WORK TO COMPLETE –
Go over the entries below line by line, copying each one that contains the word "name".

* start MATERIAL FOR THE TASK *

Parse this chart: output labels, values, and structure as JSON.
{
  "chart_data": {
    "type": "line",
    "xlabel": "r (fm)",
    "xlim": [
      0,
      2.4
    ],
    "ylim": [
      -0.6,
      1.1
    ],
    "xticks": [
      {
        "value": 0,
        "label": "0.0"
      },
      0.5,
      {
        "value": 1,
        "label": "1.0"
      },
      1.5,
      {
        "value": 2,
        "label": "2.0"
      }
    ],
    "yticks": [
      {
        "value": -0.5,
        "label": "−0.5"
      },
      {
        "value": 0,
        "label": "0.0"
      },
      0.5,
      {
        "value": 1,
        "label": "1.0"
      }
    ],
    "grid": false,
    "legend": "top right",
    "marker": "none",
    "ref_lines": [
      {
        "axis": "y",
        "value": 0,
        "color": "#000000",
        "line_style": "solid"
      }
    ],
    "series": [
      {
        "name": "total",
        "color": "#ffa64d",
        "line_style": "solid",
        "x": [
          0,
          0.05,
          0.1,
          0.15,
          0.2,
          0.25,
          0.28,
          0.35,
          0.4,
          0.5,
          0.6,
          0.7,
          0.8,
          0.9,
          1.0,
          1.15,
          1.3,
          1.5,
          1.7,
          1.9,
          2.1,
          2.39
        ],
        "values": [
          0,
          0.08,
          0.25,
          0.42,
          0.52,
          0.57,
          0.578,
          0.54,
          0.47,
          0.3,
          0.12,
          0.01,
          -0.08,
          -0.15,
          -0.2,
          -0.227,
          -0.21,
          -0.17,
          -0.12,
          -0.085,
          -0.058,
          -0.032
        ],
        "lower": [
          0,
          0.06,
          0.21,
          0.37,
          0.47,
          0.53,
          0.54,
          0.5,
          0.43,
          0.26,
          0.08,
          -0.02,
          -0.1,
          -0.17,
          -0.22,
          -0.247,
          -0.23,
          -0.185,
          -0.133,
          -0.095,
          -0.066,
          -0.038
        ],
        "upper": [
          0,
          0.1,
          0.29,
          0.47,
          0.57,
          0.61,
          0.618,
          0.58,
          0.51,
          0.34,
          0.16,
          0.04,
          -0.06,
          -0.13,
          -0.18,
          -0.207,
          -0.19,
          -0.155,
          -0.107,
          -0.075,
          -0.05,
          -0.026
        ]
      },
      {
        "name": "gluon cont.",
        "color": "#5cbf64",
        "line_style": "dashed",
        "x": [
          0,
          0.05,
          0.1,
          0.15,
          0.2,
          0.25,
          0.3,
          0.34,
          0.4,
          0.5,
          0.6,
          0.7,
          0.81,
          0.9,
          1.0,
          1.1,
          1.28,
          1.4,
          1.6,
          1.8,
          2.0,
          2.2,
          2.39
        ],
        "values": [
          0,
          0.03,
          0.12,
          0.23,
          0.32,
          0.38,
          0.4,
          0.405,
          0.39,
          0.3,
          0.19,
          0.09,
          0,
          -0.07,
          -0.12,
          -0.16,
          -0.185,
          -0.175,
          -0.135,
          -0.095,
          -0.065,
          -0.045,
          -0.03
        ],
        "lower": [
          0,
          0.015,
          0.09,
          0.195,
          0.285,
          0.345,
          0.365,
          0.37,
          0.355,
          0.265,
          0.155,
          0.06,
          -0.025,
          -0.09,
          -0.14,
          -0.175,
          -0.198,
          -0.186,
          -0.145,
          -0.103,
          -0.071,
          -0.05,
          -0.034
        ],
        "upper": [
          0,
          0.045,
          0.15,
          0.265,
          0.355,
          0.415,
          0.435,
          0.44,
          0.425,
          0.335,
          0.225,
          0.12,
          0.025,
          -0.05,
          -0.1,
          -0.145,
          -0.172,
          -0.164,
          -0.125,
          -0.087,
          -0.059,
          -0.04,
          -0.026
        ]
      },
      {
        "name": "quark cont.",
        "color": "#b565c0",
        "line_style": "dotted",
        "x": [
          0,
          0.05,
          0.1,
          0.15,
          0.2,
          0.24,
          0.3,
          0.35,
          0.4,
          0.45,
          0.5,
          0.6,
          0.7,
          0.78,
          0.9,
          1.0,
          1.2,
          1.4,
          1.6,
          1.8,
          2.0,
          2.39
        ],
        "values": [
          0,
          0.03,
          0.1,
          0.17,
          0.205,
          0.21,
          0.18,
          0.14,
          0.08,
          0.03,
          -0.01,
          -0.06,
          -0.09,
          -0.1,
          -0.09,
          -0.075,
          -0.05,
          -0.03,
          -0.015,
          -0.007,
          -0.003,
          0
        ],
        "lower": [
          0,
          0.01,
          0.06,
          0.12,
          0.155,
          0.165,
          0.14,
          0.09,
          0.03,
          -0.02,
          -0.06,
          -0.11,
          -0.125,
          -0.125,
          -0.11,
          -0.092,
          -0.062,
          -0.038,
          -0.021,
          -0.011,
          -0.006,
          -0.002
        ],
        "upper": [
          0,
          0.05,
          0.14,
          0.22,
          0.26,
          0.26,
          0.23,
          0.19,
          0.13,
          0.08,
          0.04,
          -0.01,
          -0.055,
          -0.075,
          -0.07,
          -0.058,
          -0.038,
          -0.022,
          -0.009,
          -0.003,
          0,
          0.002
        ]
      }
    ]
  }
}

* end MATERIAL FOR THE TASK *

TASK SOLUTION –
        "name": "total",
        "name": "gluon cont.",
        "name": "quark cont.",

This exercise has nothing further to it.